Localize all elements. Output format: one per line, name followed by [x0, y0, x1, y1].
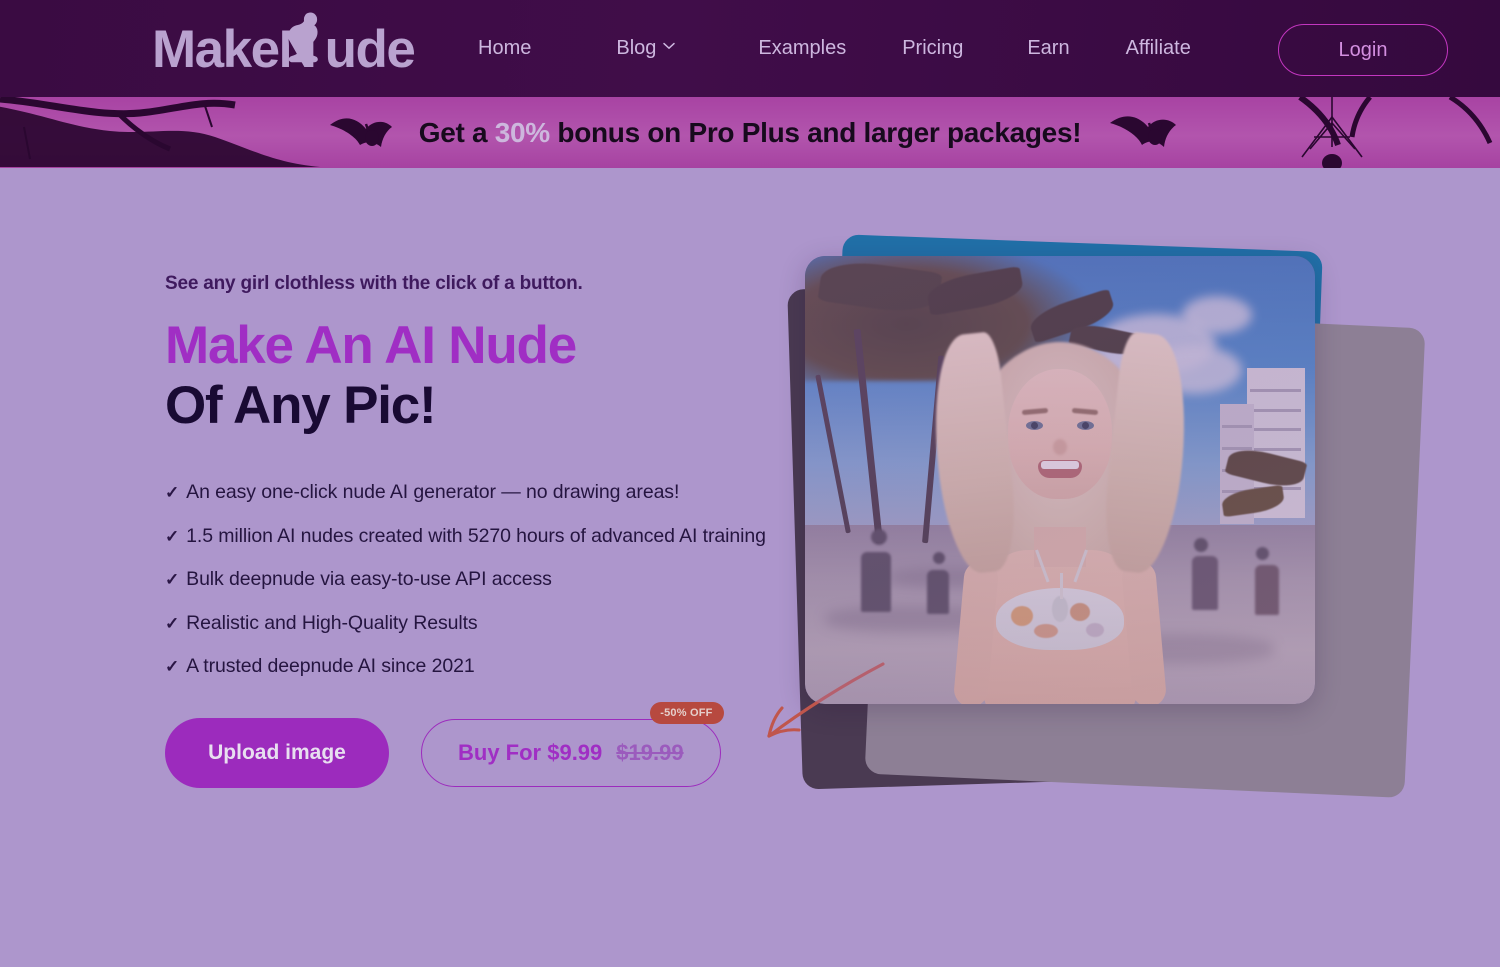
feature-item: ✓ 1.5 million AI nudes created with 5270…: [165, 525, 805, 548]
logo-silhouette-n-icon: N: [279, 12, 325, 76]
nav-item-blog[interactable]: Blog: [616, 37, 676, 60]
main-navigation: Home Blog Examples Pricing Earn Affiliat…: [478, 0, 1191, 97]
nav-item-earn[interactable]: Earn: [1027, 37, 1069, 60]
logo-wordmark: Make N ude: [152, 12, 416, 79]
check-icon: ✓: [165, 657, 180, 677]
nav-label-blog: Blog: [616, 37, 657, 59]
promo-banner[interactable]: Get a 30% bonus on Pro Plus and larger p…: [0, 97, 1500, 168]
login-button-label: Login: [1338, 38, 1388, 61]
nav-item-examples[interactable]: Examples: [758, 37, 846, 60]
hero-image-stack: [787, 234, 1426, 896]
nav-label-earn: Earn: [1027, 37, 1070, 59]
check-icon: ✓: [165, 570, 180, 590]
promo-highlight-percent: 30%: [494, 116, 550, 148]
site-header: Make N ude Home Blog Examples Pricing Ea…: [0, 0, 1500, 97]
hero-section: See any girl clothless with the click of…: [0, 168, 1500, 967]
hero-cta-row: Upload image Buy For $9.99 $19.99 -50% O…: [165, 662, 885, 789]
nav-label-pricing: Pricing: [902, 37, 964, 59]
feature-text: Realistic and High-Quality Results: [186, 611, 478, 634]
feature-item: ✓ A trusted deepnude AI since 2021: [165, 655, 805, 678]
nav-item-affiliate[interactable]: Affiliate: [1126, 37, 1191, 60]
hero-copy-column: See any girl clothless with the click of…: [165, 273, 885, 789]
feature-item: ✓ Realistic and High-Quality Results: [165, 612, 805, 635]
buy-button[interactable]: Buy For $9.99 $19.99: [421, 719, 721, 788]
hero-feature-list: ✓ An easy one-click nude AI generator — …: [165, 481, 805, 678]
hero-headline: Make An AI Nude Of Any Pic!: [165, 316, 805, 436]
promo-banner-text: Get a 30% bonus on Pro Plus and larger p…: [419, 117, 1082, 149]
nav-item-home[interactable]: Home: [478, 37, 531, 60]
buy-button-wrapper: Buy For $9.99 $19.99 -50% OFF: [421, 702, 724, 788]
check-icon: ✓: [165, 526, 180, 546]
discount-badge: -50% OFF: [650, 702, 724, 725]
hero-headline-line2: Of Any Pic!: [165, 376, 437, 436]
chevron-down-icon: [663, 42, 676, 53]
upload-button-label: Upload image: [208, 741, 346, 765]
upload-image-button[interactable]: Upload image: [165, 718, 389, 789]
buy-button-label: Buy For $9.99: [458, 740, 603, 766]
check-icon: ✓: [165, 613, 180, 633]
hero-photo: [805, 256, 1315, 704]
feature-text: Bulk deepnude via easy-to-use API access: [186, 568, 552, 591]
bat-silhouette-right-icon: [1110, 116, 1176, 147]
check-icon: ✓: [165, 483, 180, 503]
tree-branch-silhouette-left-icon: [0, 97, 392, 167]
nav-label-examples: Examples: [758, 37, 847, 59]
hero-photo-card[interactable]: [805, 256, 1315, 704]
logo-text-make: Make: [152, 19, 280, 79]
hero-eyebrow: See any girl clothless with the click of…: [165, 273, 583, 294]
bat-silhouette-left-icon: [330, 118, 392, 147]
spider-web-silhouette-right-icon: [1110, 97, 1493, 168]
logo-text-ude: ude: [324, 19, 416, 79]
feature-text: 1.5 million AI nudes created with 5270 h…: [186, 524, 766, 547]
login-button[interactable]: Login: [1278, 24, 1448, 76]
buy-old-price: $19.99: [616, 740, 684, 766]
feature-item: ✓ An easy one-click nude AI generator — …: [165, 481, 805, 504]
nav-item-pricing[interactable]: Pricing: [902, 37, 963, 60]
feature-text: A trusted deepnude AI since 2021: [186, 655, 475, 678]
photo-purple-tint-overlay: [805, 256, 1315, 704]
nav-label-affiliate: Affiliate: [1125, 37, 1191, 59]
promo-text-after: bonus on Pro Plus and larger packages!: [549, 116, 1082, 148]
promo-text-before: Get a: [418, 116, 495, 148]
hero-headline-line1: Make An AI Nude: [165, 316, 577, 375]
nav-label-home: Home: [478, 37, 532, 59]
feature-item: ✓ Bulk deepnude via easy-to-use API acce…: [165, 568, 805, 591]
feature-text: An easy one-click nude AI generator — no…: [186, 481, 680, 504]
site-logo[interactable]: Make N ude: [152, 12, 416, 79]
+++
Copy every line of the data above word for word, leaving out the pictures.

**Written response**
Localize all elements. Output format: one per line, name followed by [x0, y0, x1, y1].
feature-item: ✓ 1.5 million AI nudes created with 5270…: [165, 525, 805, 548]
logo-silhouette-n-icon: N: [279, 12, 325, 76]
nav-item-blog[interactable]: Blog: [616, 37, 676, 60]
main-navigation: Home Blog Examples Pricing Earn Affiliat…: [478, 0, 1191, 97]
nav-item-earn[interactable]: Earn: [1027, 37, 1069, 60]
logo-wordmark: Make N ude: [152, 12, 416, 79]
check-icon: ✓: [165, 657, 180, 677]
nav-label-blog: Blog: [616, 37, 657, 59]
promo-banner[interactable]: Get a 30% bonus on Pro Plus and larger p…: [0, 97, 1500, 168]
login-button-label: Login: [1338, 38, 1388, 61]
nav-item-examples[interactable]: Examples: [758, 37, 846, 60]
hero-image-stack: [787, 234, 1426, 896]
nav-label-earn: Earn: [1027, 37, 1070, 59]
check-icon: ✓: [165, 570, 180, 590]
promo-highlight-percent: 30%: [494, 116, 550, 148]
site-header: Make N ude Home Blog Examples Pricing Ea…: [0, 0, 1500, 97]
hero-section: See any girl clothless with the click of…: [0, 168, 1500, 967]
hero-cta-row: Upload image Buy For $9.99 $19.99 -50% O…: [165, 662, 885, 789]
nav-label-pricing: Pricing: [902, 37, 964, 59]
feature-text: Realistic and High-Quality Results: [186, 611, 478, 634]
feature-item: ✓ A trusted deepnude AI since 2021: [165, 655, 805, 678]
nav-item-affiliate[interactable]: Affiliate: [1126, 37, 1191, 60]
hero-copy-column: See any girl clothless with the click of…: [165, 273, 885, 789]
feature-item: ✓ Realistic and High-Quality Results: [165, 612, 805, 635]
buy-button[interactable]: Buy For $9.99 $19.99: [421, 719, 721, 788]
hero-feature-list: ✓ An easy one-click nude AI generator — …: [165, 481, 805, 678]
hero-headline: Make An AI Nude Of Any Pic!: [165, 316, 805, 436]
promo-banner-text: Get a 30% bonus on Pro Plus and larger p…: [419, 117, 1082, 149]
nav-item-home[interactable]: Home: [478, 37, 531, 60]
buy-button-wrapper: Buy For $9.99 $19.99 -50% OFF: [421, 702, 724, 788]
check-icon: ✓: [165, 526, 180, 546]
discount-badge: -50% OFF: [650, 702, 724, 725]
hero-headline-line2: Of Any Pic!: [165, 376, 437, 436]
chevron-down-icon: [663, 42, 676, 53]
upload-button-label: Upload image: [208, 741, 346, 765]
upload-image-button[interactable]: Upload image: [165, 718, 389, 789]
buy-button-label: Buy For $9.99: [458, 740, 603, 766]
check-icon: ✓: [165, 613, 180, 633]
hero-photo: [805, 256, 1315, 704]
feature-text: Bulk deepnude via easy-to-use API access: [186, 568, 552, 591]
bat-silhouette-right-icon: [1110, 116, 1176, 147]
check-icon: ✓: [165, 483, 180, 503]
tree-branch-silhouette-left-icon: [0, 97, 392, 167]
nav-label-examples: Examples: [758, 37, 847, 59]
hero-photo-card[interactable]: [805, 256, 1315, 704]
logo-text-make: Make: [152, 19, 280, 79]
hero-eyebrow: See any girl clothless with the click of…: [165, 273, 583, 294]
bat-silhouette-left-icon: [330, 118, 392, 147]
spider-web-silhouette-right-icon: [1110, 97, 1493, 168]
logo-text-ude: ude: [324, 19, 416, 79]
feature-text: 1.5 million AI nudes created with 5270 h…: [186, 524, 766, 547]
login-button[interactable]: Login: [1278, 24, 1448, 76]
buy-old-price: $19.99: [616, 740, 684, 766]
feature-item: ✓ An easy one-click nude AI generator — …: [165, 481, 805, 504]
nav-item-pricing[interactable]: Pricing: [902, 37, 963, 60]
feature-text: A trusted deepnude AI since 2021: [186, 655, 475, 678]
photo-purple-tint-overlay: [805, 256, 1315, 704]
nav-label-affiliate: Affiliate: [1125, 37, 1191, 59]
promo-text-after: bonus on Pro Plus and larger packages!: [549, 116, 1082, 148]
promo-text-before: Get a: [418, 116, 495, 148]
hero-headline-line1: Make An AI Nude: [165, 316, 577, 375]
nav-label-home: Home: [478, 37, 532, 59]
feature-item: ✓ Bulk deepnude via easy-to-use API acce…: [165, 568, 805, 591]
feature-text: An easy one-click nude AI generator — no…: [186, 481, 680, 504]
site-logo[interactable]: Make N ude: [152, 12, 416, 79]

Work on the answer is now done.